DATASET:
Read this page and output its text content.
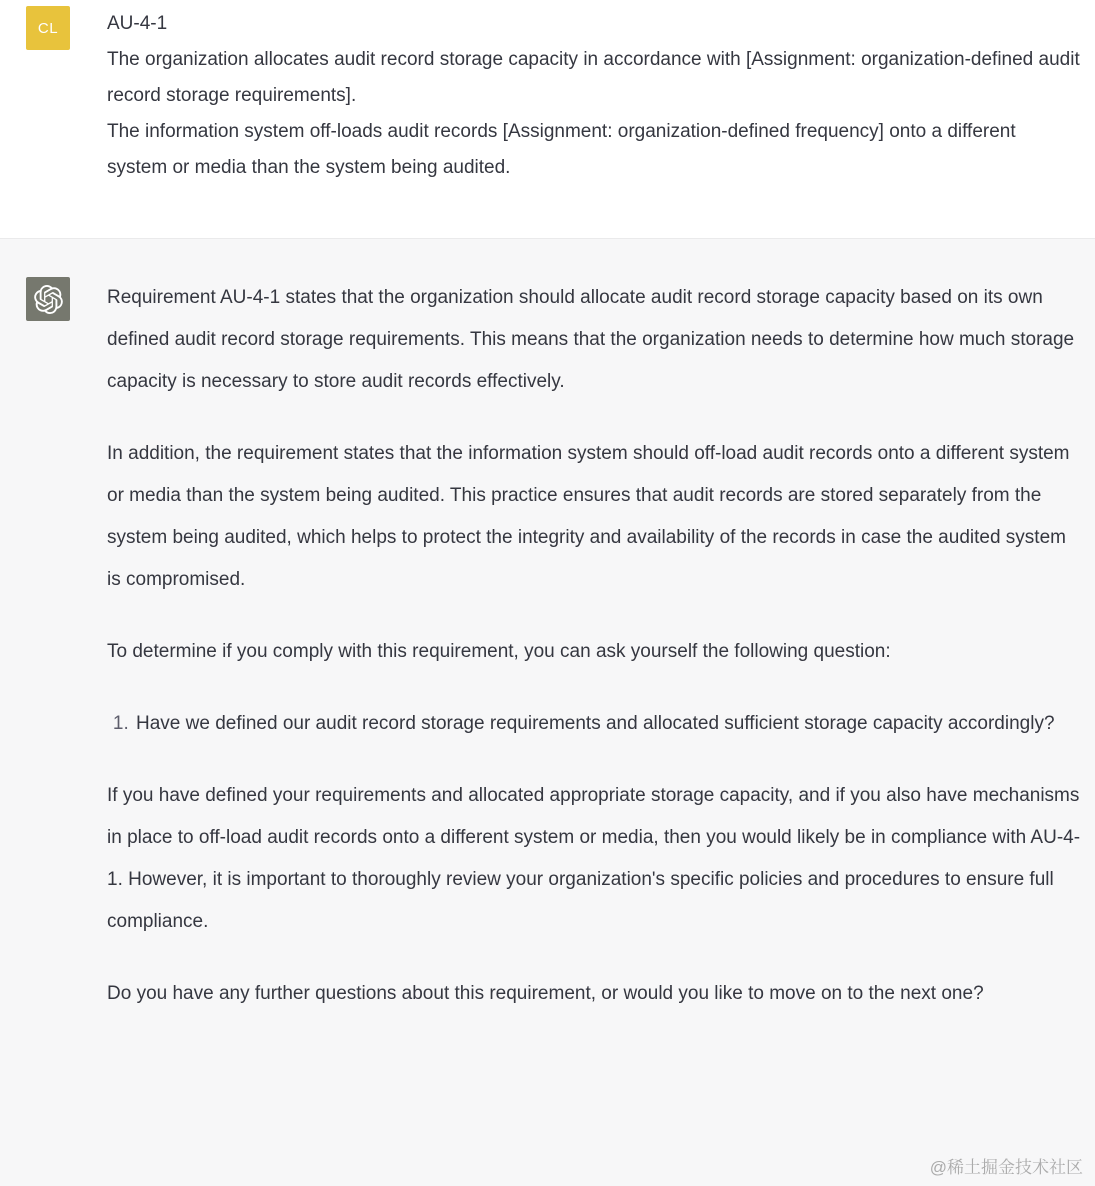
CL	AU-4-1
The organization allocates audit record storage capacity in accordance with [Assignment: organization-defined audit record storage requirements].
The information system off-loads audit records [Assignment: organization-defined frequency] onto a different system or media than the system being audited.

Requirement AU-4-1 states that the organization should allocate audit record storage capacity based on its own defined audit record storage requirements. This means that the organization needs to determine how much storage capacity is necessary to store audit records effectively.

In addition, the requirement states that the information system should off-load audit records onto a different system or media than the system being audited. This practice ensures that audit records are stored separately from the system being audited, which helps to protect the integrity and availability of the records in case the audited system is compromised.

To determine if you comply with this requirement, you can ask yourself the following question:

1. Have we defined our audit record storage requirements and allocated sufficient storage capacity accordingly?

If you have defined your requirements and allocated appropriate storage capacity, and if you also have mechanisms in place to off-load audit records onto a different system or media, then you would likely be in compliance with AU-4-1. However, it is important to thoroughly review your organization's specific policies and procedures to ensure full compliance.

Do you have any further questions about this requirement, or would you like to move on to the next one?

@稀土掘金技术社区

REQUIRED WORK: Word for word, quote the full listing, omitting every picture.

SOLVED EXERCISE:
Read this page and output its text content.
CL	AU-4-1
The organization allocates audit record storage capacity in accordance with [Assignment: organization-defined audit record storage requirements].
The information system off-loads audit records [Assignment: organization-defined frequency] onto a different system or media than the system being audited.

Requirement AU-4-1 states that the organization should allocate audit record storage capacity based on its own defined audit record storage requirements. This means that the organization needs to determine how much storage capacity is necessary to store audit records effectively.

In addition, the requirement states that the information system should off-load audit records onto a different system or media than the system being audited. This practice ensures that audit records are stored separately from the system being audited, which helps to protect the integrity and availability of the records in case the audited system is compromised.

To determine if you comply with this requirement, you can ask yourself the following question:

1. Have we defined our audit record storage requirements and allocated sufficient storage capacity accordingly?

If you have defined your requirements and allocated appropriate storage capacity, and if you also have mechanisms in place to off-load audit records onto a different system or media, then you would likely be in compliance with AU-4-1. However, it is important to thoroughly review your organization's specific policies and procedures to ensure full compliance.

Do you have any further questions about this requirement, or would you like to move on to the next one?

@稀土掘金技术社区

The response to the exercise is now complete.